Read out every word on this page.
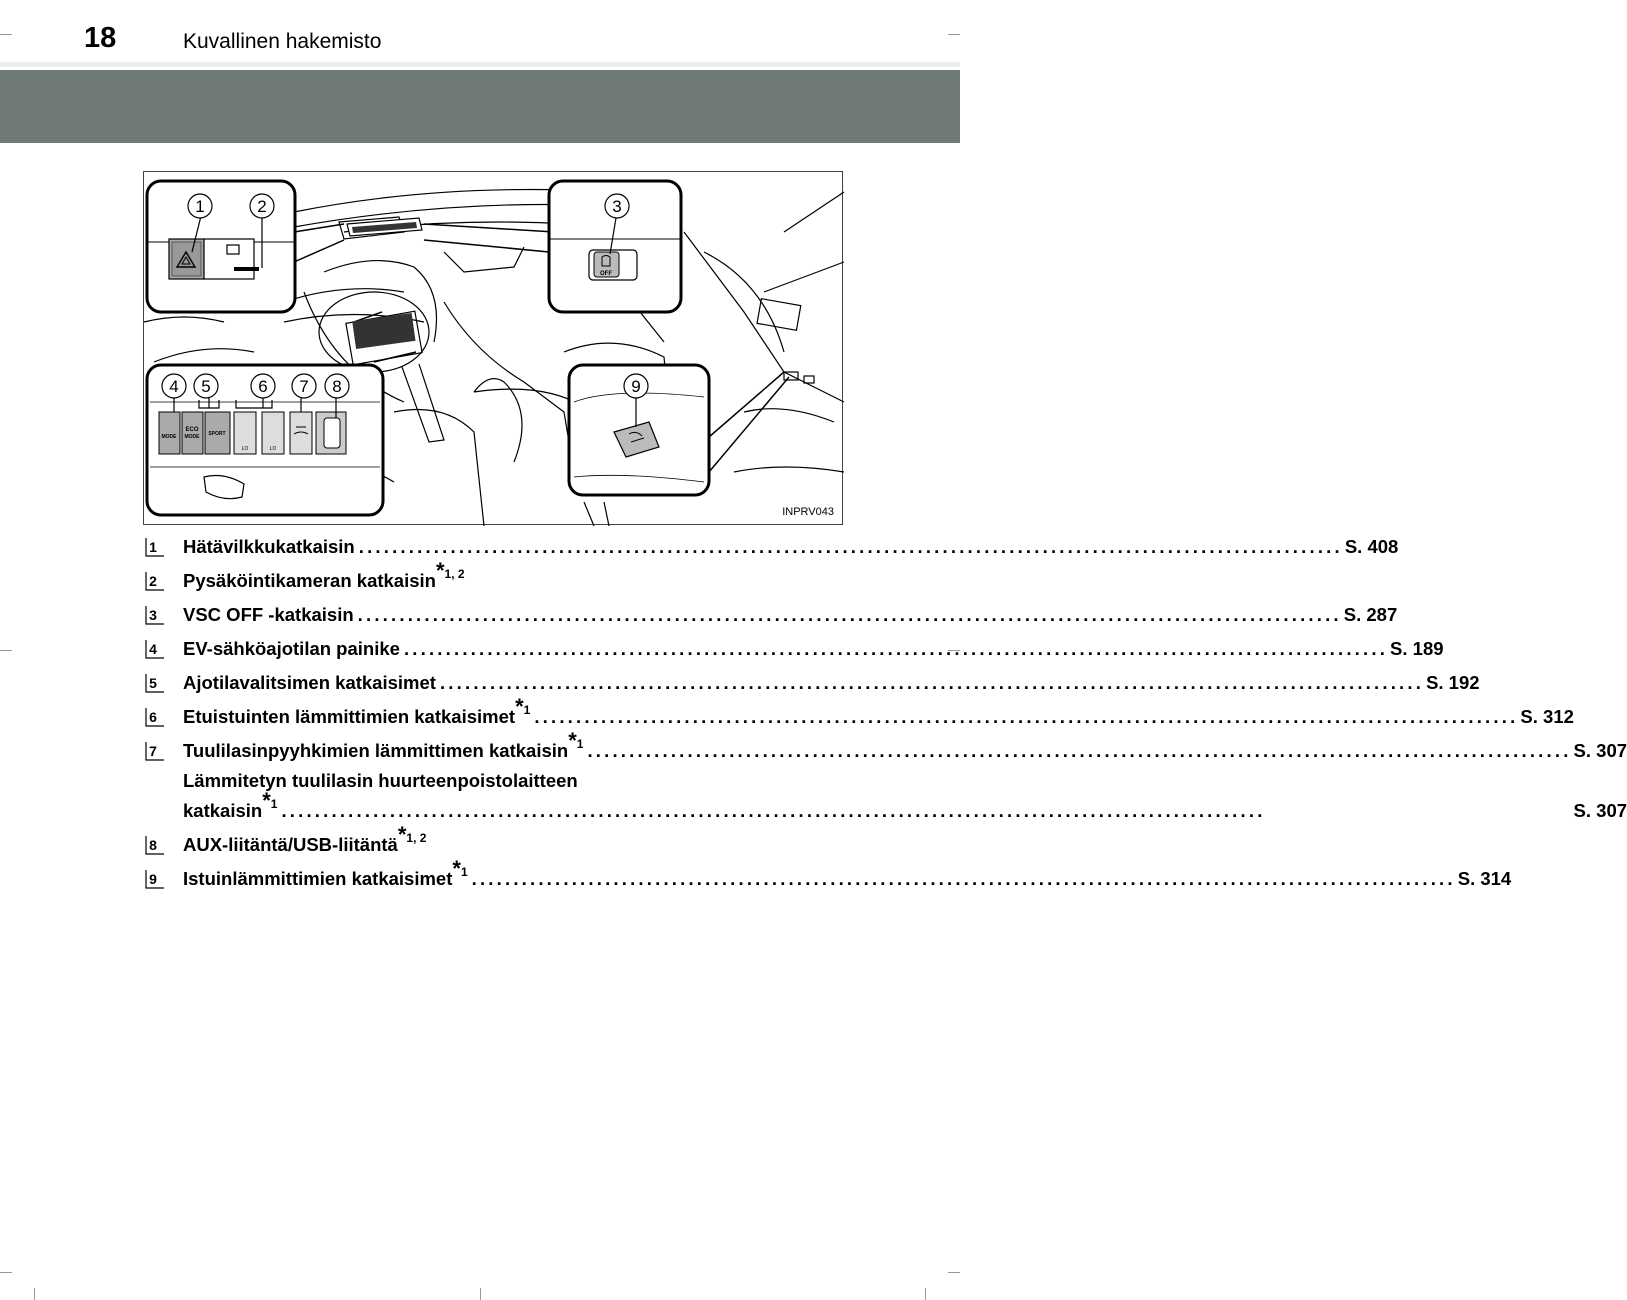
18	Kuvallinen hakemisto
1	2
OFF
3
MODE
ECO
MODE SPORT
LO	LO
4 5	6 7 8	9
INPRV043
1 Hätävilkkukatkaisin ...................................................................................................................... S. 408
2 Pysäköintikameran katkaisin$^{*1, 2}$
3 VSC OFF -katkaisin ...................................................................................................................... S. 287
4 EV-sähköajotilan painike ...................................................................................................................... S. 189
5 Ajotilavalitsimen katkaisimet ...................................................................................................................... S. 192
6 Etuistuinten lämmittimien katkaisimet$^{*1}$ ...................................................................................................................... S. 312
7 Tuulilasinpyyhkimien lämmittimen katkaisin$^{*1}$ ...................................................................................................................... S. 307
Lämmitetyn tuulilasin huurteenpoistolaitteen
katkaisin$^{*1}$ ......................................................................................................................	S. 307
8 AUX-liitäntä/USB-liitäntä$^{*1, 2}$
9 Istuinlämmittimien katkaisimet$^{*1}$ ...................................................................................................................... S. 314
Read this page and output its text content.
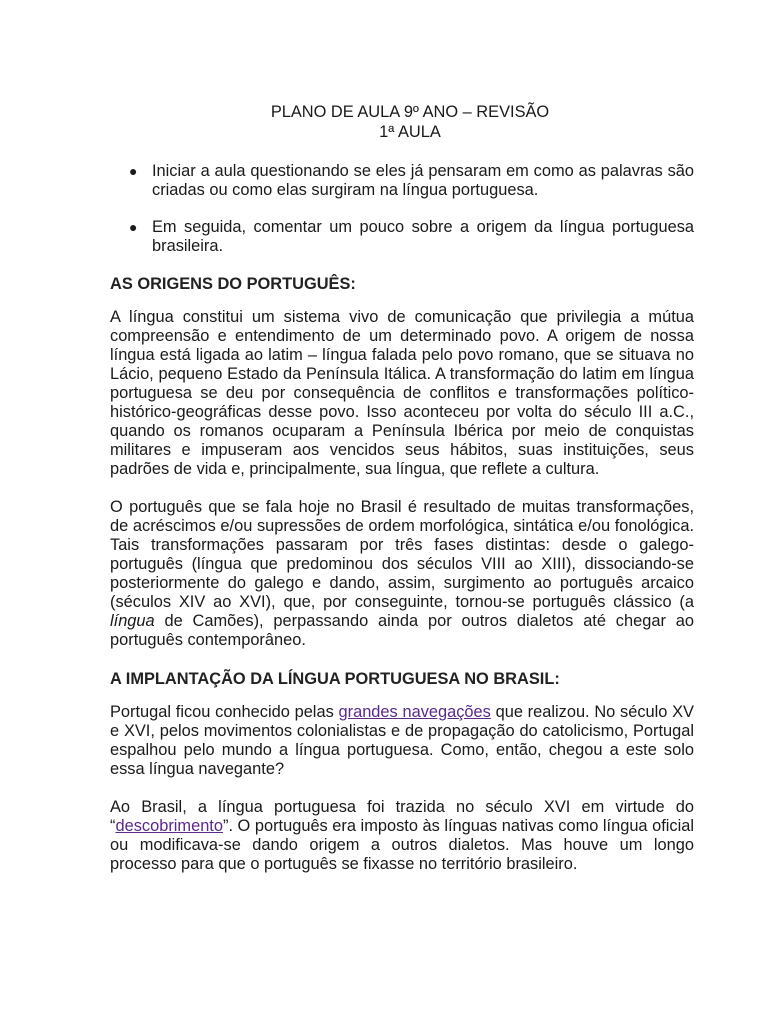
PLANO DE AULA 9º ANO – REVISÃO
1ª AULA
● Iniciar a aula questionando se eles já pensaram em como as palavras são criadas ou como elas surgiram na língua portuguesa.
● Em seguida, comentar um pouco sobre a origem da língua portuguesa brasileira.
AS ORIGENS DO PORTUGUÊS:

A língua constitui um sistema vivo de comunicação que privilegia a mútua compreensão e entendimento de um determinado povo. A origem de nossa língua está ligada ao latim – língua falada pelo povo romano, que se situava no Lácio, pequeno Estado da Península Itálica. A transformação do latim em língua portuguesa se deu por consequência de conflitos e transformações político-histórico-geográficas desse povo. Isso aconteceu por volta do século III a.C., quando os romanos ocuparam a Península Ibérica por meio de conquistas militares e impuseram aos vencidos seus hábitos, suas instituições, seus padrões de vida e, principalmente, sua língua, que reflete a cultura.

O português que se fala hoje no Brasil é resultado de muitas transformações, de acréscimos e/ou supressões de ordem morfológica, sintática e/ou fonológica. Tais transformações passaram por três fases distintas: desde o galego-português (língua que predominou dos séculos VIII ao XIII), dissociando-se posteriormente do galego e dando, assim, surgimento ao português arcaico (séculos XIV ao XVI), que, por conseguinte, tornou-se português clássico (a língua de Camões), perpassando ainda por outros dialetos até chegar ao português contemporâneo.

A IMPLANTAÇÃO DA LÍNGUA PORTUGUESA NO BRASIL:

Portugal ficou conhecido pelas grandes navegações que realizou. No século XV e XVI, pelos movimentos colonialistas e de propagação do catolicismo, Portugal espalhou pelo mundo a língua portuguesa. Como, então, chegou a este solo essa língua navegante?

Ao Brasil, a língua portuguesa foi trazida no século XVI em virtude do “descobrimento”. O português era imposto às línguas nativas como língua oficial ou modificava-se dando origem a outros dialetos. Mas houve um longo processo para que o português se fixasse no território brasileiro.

****************************************

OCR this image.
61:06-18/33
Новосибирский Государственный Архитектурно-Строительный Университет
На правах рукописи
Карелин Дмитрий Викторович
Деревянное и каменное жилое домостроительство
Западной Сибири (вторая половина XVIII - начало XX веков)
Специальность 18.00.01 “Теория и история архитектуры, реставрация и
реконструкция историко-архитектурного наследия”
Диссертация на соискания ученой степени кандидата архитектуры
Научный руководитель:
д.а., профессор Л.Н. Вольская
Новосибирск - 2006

****************************************

Look over the listing above. Pick out and copy every line that includes "this".

Finished task:
Read out every word on this page.
Read this page and output its text content.
OCR this image.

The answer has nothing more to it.